Scan the data. Collect each line that contains the word "title".

Stored items from a collection
** Begin **

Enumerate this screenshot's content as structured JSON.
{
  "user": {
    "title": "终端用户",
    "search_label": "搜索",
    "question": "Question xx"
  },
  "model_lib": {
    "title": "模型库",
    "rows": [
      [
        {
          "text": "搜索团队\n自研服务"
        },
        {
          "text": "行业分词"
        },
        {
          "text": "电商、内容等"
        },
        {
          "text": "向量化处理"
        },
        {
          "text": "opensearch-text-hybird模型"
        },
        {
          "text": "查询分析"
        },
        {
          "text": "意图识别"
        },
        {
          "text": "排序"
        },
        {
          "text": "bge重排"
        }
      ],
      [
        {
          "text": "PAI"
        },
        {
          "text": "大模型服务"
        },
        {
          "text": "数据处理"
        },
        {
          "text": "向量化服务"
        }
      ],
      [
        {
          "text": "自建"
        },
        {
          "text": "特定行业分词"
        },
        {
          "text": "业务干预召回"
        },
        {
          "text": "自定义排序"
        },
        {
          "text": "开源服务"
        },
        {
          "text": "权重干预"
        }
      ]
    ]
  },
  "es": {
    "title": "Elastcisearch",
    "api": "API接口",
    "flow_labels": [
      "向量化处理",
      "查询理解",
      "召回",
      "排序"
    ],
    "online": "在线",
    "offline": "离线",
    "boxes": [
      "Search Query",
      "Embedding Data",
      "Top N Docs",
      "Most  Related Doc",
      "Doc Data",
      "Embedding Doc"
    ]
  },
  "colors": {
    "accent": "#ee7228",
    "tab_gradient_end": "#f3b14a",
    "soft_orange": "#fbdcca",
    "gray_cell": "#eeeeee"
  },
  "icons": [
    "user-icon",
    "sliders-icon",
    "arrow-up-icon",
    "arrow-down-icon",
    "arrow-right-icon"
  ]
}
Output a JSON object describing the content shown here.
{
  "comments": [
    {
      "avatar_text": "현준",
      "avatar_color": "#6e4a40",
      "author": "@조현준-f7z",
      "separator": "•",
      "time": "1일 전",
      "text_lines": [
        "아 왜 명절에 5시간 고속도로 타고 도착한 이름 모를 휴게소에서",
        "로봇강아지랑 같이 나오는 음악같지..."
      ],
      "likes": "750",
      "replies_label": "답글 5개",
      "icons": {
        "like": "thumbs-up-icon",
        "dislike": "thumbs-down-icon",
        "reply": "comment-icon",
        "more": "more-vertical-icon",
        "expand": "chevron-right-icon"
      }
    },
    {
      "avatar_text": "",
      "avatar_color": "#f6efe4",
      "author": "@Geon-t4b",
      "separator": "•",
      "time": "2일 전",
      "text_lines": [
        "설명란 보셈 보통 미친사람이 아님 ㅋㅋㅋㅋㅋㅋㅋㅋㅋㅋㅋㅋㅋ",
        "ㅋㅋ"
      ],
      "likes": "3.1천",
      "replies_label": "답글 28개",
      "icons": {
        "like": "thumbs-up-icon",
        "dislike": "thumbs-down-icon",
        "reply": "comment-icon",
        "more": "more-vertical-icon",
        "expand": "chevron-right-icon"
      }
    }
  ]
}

** End **

--- ANSWER TO THE EXERCISE ---
    "title": "终端用户",
    "title": "模型库",
    "title": "Elastcisearch",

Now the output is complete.